[Saved entries]
# # # #

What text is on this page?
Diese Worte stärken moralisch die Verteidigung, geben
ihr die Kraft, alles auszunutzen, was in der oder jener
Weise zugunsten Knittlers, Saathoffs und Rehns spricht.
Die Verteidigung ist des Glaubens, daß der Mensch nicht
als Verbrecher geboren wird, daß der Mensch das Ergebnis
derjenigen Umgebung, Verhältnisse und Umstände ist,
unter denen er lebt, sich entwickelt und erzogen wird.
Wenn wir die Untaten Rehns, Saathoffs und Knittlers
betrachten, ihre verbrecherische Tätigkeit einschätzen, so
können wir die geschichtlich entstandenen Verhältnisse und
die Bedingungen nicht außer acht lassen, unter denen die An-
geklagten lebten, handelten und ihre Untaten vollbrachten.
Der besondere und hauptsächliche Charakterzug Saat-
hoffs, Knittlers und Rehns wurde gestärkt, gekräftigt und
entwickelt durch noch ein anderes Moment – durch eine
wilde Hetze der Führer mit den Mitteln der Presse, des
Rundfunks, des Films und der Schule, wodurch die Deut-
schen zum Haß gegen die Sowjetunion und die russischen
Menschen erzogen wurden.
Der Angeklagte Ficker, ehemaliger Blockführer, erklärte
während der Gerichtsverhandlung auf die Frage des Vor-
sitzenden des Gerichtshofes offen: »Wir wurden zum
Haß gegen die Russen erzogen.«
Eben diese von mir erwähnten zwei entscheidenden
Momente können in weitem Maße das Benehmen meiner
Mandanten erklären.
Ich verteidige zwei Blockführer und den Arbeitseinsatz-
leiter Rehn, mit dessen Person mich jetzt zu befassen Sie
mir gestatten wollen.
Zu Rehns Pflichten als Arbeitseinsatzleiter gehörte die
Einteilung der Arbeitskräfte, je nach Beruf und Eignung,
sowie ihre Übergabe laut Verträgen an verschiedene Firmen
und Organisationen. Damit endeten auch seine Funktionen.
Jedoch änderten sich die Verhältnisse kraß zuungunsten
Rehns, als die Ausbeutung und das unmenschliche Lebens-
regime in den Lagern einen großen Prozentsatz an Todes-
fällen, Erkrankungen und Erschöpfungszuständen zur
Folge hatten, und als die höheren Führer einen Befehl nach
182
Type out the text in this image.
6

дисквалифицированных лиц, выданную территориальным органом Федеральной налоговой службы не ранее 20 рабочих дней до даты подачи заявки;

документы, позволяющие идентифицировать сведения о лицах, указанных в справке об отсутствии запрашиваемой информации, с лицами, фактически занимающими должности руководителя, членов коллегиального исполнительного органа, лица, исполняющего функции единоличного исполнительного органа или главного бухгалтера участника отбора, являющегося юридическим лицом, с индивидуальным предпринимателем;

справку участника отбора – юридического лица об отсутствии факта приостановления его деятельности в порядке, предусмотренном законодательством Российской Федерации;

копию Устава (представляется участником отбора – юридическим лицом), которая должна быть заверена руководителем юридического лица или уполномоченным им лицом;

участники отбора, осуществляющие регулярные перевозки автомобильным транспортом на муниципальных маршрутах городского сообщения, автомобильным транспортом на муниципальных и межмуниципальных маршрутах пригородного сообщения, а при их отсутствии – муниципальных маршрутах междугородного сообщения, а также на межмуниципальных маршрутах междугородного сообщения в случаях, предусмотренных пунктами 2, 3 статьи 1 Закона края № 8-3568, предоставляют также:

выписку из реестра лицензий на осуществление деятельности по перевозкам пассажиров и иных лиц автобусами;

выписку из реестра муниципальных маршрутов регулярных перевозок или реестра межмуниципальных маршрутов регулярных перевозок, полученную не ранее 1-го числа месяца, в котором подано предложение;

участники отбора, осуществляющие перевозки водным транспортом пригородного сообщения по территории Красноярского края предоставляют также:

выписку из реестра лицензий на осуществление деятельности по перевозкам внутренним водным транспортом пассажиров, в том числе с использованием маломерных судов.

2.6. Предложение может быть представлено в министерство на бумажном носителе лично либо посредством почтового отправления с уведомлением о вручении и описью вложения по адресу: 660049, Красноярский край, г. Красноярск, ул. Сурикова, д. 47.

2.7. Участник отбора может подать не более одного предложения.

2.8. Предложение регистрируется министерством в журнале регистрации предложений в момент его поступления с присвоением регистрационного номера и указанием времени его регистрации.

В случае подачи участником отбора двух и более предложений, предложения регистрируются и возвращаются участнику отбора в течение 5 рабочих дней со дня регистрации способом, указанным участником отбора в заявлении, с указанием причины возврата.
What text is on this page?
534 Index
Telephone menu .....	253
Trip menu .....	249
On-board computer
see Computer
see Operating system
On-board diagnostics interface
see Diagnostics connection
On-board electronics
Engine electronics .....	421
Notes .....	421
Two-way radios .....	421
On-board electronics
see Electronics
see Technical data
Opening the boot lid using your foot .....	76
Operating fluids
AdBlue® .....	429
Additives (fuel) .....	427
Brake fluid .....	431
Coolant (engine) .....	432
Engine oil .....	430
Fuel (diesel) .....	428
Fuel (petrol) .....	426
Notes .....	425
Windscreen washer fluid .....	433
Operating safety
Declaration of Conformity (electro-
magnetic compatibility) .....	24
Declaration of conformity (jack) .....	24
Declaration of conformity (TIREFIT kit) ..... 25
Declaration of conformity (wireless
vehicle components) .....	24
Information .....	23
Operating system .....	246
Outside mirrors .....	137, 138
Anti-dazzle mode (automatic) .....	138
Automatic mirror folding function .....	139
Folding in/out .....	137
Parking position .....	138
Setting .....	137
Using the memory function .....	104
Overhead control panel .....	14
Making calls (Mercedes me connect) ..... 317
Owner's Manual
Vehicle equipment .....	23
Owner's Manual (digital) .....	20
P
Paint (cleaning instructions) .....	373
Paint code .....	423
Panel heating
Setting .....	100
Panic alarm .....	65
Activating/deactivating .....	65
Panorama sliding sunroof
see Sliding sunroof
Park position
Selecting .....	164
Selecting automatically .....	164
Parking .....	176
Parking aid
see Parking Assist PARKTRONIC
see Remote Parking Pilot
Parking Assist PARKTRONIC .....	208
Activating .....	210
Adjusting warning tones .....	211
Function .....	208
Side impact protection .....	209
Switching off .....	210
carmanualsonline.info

# # # #

== TASK TO COMPLETE ==
From the material given, work out how many lines hold the string "Selecting"; state that number and nothing further.

== COMPLETE RESPONSE ==
2